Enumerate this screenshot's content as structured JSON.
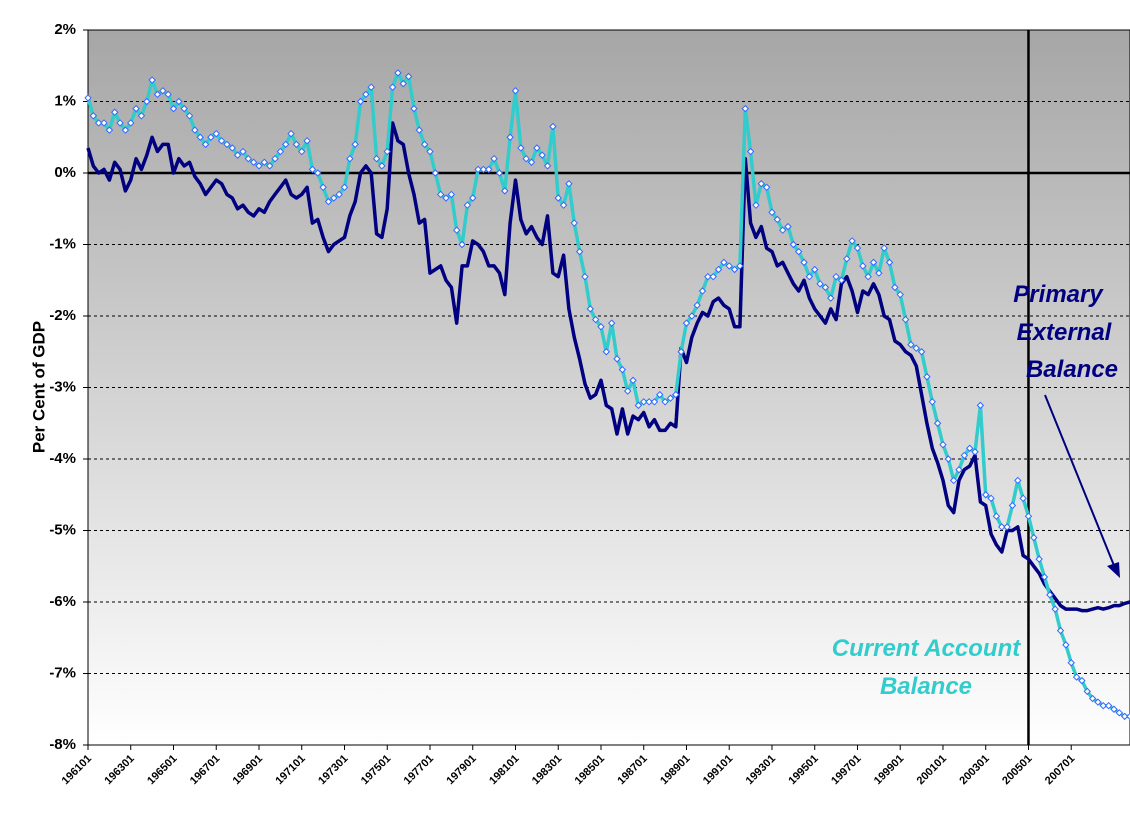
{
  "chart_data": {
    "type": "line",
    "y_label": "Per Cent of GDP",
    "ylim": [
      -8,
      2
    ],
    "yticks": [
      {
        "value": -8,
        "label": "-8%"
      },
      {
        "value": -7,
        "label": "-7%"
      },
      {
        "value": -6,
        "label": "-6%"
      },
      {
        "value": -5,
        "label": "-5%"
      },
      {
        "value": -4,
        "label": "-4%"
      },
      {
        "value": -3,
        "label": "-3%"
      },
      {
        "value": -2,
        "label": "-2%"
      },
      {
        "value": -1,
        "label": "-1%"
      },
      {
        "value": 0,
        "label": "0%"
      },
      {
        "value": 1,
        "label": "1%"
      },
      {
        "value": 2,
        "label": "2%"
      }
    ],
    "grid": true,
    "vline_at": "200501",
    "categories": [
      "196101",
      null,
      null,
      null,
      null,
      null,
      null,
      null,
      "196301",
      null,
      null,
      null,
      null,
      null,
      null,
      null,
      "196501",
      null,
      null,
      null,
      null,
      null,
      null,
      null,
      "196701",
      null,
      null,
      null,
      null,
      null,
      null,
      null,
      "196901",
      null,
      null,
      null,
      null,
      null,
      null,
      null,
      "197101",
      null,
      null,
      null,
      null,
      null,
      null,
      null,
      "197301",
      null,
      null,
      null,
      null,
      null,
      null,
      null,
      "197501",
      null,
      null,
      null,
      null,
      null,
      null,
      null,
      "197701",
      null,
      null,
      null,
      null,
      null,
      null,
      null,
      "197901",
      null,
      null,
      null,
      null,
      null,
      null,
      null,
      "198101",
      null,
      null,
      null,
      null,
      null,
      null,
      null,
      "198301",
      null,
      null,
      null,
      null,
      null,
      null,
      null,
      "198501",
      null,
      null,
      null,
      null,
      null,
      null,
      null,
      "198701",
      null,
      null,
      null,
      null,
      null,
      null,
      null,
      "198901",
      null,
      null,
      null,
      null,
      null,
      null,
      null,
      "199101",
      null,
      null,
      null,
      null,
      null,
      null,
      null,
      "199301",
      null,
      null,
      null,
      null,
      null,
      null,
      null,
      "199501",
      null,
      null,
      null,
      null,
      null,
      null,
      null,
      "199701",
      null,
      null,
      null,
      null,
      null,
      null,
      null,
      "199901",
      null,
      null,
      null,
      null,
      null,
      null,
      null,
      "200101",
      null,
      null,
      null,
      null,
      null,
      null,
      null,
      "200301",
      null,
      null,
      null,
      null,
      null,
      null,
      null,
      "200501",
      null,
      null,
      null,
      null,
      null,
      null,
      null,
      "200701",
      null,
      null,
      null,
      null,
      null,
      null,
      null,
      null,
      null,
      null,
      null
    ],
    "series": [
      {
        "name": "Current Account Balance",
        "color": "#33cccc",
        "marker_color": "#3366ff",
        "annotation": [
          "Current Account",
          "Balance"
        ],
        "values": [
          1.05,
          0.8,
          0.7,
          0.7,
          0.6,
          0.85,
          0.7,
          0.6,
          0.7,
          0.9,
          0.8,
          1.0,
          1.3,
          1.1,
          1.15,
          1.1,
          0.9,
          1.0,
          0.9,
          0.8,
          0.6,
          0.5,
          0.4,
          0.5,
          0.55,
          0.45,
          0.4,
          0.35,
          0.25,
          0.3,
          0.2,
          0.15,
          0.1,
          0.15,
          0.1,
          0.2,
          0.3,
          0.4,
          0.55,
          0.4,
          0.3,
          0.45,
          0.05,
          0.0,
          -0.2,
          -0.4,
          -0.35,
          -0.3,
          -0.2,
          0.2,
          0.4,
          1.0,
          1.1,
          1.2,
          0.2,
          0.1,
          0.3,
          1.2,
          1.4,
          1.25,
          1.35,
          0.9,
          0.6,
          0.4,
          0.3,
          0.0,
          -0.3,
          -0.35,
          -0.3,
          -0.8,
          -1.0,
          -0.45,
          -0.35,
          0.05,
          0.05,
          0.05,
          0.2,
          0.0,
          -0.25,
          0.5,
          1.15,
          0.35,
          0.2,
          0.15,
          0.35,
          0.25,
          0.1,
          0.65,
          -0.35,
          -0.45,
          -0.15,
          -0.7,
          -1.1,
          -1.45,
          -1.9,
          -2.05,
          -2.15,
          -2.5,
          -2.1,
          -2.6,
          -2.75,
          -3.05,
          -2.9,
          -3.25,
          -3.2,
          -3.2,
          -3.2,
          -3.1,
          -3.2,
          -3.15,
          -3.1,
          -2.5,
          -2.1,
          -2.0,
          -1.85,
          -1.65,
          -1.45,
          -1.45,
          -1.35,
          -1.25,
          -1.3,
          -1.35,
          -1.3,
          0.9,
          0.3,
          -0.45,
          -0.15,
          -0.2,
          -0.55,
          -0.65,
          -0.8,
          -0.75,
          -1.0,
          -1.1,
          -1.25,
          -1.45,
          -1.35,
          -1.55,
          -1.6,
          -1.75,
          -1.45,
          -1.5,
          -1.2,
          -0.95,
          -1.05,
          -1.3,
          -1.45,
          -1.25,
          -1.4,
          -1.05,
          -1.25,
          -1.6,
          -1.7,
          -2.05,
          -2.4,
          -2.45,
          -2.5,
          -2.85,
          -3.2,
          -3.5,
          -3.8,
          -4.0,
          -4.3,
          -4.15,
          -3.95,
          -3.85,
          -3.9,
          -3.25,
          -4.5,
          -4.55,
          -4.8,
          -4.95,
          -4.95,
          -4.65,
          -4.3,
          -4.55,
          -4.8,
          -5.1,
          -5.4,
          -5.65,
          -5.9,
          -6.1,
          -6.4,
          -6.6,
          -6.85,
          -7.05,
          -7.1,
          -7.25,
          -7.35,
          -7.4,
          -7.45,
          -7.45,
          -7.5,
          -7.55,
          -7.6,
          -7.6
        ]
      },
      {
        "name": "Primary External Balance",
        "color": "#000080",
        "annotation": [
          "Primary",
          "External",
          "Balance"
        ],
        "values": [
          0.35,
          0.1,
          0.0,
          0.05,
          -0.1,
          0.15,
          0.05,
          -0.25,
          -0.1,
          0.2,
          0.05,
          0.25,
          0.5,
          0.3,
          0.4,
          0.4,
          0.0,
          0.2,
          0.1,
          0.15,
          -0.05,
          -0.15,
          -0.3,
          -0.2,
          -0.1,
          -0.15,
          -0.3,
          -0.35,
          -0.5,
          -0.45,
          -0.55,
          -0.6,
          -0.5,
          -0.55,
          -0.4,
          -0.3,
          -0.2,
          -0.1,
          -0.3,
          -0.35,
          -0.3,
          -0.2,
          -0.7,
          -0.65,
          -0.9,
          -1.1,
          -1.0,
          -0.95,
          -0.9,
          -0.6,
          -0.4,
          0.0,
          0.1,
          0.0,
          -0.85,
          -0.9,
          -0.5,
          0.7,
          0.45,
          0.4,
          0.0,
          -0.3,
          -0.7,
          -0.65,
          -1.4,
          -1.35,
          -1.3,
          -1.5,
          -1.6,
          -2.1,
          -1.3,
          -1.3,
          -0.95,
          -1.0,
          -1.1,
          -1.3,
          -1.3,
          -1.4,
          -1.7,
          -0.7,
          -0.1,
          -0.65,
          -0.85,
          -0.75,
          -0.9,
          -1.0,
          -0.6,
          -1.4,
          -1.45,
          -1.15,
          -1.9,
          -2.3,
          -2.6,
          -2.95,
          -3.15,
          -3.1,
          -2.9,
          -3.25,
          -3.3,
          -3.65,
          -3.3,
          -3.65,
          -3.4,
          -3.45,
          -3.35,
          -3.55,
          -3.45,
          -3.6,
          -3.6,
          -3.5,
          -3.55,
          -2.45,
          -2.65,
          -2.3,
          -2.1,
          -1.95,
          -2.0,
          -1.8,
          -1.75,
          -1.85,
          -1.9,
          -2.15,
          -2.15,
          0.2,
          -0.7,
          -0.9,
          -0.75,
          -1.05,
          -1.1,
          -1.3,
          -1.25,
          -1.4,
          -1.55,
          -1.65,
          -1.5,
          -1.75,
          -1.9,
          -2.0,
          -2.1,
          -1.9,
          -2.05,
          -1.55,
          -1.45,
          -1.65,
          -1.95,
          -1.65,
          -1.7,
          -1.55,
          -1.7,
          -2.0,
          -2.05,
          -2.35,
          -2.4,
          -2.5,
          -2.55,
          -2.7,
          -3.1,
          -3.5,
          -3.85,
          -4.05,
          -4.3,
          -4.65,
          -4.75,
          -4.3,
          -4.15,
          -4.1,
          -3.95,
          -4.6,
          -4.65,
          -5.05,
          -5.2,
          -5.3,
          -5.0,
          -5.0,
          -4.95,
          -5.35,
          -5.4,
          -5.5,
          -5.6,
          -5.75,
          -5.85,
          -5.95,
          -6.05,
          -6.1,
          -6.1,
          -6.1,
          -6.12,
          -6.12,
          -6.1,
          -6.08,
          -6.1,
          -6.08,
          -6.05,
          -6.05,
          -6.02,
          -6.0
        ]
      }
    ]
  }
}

--*--

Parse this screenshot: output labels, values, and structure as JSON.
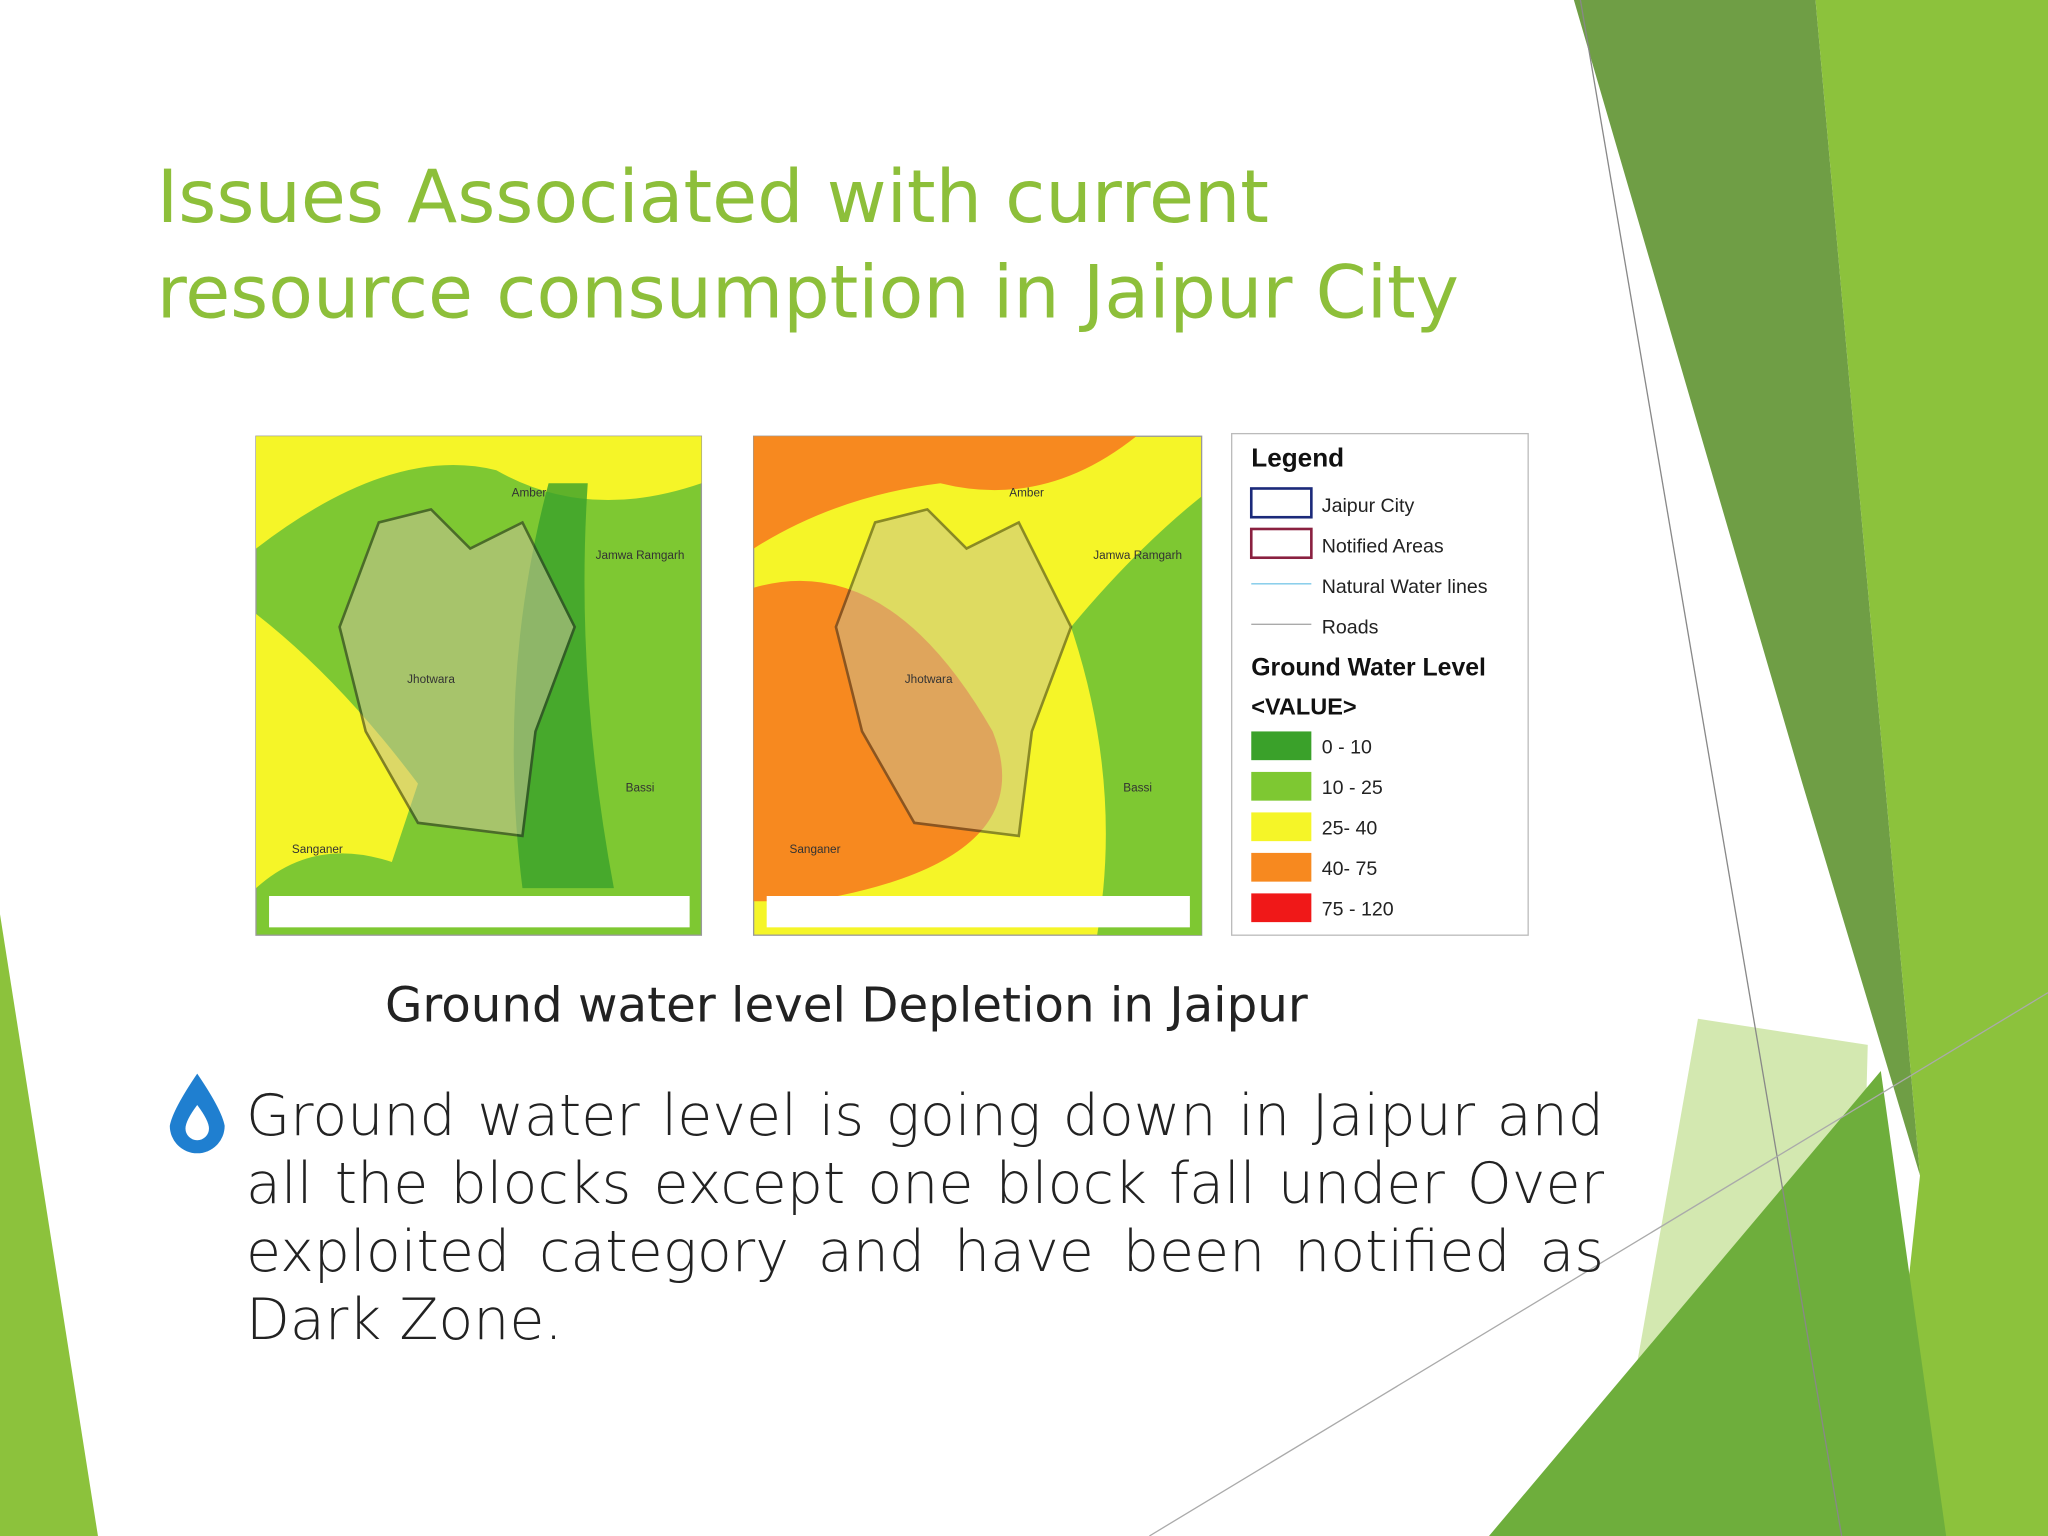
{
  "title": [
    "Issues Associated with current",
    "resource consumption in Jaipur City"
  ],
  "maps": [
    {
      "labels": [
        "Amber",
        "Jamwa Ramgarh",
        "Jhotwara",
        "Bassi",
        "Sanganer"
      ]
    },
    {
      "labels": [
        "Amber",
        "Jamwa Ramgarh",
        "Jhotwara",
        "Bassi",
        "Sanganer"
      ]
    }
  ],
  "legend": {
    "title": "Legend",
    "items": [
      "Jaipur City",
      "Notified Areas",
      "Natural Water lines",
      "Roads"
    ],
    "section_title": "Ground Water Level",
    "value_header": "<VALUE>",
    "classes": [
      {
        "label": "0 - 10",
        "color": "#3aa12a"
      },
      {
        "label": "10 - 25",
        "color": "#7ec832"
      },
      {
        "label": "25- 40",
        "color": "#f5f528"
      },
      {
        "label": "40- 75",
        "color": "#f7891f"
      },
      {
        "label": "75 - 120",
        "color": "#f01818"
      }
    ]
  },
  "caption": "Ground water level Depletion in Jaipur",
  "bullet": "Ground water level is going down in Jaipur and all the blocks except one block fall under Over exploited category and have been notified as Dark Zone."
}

--*--

Where a line above holds the string "Ground", show that line.

    "section_title": "Ground Water Level",
  "caption": "Ground water level Depletion in Jaipur",
  "bullet": "Ground water level is going down in Jaipur and all the blocks except one block fall under Over exploited category and have been notified as Dark Zone."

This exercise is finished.